§ **RECORDS TO USE**
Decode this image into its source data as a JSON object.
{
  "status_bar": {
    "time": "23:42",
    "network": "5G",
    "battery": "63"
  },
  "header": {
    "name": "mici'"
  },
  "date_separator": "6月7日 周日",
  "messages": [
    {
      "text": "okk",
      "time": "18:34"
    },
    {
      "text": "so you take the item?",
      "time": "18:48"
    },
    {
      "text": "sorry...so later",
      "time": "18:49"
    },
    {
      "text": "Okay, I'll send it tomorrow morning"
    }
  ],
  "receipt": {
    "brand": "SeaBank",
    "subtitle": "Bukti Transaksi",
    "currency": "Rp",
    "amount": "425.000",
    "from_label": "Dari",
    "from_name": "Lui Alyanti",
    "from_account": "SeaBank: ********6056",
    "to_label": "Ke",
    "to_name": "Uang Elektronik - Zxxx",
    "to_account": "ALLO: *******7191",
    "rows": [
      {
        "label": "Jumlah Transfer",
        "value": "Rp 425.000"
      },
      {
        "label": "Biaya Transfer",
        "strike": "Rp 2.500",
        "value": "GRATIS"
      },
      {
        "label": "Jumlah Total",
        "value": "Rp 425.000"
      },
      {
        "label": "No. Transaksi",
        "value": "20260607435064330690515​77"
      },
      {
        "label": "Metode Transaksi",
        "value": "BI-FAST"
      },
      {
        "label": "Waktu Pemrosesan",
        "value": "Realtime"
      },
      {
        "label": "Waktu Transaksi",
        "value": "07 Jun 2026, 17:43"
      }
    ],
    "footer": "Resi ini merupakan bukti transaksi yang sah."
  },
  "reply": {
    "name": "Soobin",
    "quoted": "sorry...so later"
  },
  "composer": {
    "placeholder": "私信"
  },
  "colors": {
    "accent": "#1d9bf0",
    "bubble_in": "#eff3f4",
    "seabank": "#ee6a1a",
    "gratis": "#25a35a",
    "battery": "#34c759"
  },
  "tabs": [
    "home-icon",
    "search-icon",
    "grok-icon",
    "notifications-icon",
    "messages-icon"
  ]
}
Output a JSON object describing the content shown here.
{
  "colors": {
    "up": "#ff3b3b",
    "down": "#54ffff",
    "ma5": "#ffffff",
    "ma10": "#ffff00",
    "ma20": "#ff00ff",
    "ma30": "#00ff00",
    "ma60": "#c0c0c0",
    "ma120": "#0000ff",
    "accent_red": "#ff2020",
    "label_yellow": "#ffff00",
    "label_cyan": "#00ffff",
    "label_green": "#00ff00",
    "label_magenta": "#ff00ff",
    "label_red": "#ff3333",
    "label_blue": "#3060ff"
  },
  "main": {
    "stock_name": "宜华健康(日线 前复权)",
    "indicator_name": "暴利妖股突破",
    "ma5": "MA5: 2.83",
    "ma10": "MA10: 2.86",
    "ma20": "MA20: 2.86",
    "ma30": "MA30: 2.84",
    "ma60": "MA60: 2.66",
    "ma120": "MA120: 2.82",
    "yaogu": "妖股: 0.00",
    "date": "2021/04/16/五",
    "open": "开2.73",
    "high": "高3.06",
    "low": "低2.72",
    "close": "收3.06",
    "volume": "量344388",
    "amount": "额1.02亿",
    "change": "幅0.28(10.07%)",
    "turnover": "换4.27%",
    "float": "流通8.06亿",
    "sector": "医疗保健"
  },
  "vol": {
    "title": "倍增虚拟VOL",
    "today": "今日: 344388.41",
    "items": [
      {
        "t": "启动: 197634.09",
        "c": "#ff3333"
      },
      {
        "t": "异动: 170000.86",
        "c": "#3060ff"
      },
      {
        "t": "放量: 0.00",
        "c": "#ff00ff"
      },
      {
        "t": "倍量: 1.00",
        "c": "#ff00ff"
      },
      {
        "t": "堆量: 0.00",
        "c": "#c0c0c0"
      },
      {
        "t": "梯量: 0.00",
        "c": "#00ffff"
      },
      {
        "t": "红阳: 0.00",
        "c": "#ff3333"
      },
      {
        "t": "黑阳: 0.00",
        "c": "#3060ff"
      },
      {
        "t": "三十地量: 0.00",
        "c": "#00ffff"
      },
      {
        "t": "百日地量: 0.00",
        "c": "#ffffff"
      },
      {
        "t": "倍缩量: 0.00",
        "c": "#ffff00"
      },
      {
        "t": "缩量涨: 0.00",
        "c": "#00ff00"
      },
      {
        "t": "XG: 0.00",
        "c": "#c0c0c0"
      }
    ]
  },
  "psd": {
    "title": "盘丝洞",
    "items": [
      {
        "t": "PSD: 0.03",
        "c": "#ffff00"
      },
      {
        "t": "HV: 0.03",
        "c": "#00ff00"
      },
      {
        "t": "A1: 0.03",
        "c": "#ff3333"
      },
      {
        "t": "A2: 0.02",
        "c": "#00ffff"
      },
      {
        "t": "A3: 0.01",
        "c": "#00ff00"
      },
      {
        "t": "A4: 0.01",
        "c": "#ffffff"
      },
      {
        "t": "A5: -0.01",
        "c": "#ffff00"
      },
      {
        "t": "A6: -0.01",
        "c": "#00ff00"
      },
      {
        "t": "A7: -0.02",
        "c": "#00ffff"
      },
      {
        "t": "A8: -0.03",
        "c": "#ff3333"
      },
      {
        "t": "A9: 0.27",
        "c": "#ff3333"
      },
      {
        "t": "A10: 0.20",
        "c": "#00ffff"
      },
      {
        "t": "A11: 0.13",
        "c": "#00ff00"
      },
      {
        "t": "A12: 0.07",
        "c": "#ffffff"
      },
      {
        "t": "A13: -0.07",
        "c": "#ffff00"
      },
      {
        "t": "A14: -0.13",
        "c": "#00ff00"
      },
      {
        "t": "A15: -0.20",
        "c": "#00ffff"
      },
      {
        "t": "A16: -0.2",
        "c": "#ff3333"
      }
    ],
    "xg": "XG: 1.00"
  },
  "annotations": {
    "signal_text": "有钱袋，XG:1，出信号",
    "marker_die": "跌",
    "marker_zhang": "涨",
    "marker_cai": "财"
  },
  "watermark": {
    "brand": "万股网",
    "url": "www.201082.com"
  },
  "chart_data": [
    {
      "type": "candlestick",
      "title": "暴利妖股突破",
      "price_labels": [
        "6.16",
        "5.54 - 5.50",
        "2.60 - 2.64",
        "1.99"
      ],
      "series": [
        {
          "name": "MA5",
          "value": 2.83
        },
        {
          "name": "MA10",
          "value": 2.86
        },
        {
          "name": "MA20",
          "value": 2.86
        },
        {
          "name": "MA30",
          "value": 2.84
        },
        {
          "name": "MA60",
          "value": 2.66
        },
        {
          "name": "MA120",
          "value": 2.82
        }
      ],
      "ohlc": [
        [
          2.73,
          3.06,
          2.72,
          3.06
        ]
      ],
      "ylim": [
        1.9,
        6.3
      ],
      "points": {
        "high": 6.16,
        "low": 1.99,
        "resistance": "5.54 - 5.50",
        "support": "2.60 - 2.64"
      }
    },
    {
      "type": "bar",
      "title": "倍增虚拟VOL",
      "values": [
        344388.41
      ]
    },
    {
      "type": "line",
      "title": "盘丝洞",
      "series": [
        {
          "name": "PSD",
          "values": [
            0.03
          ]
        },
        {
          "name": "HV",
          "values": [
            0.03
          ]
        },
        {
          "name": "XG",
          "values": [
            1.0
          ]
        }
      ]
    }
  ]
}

§ **TASK STATEMENT**
From the entries above, copy each line holding "暴利妖股突破".

§ **TASK RESPONSE**
    "indicator_name": "暴利妖股突破",
      "title": "暴利妖股突破",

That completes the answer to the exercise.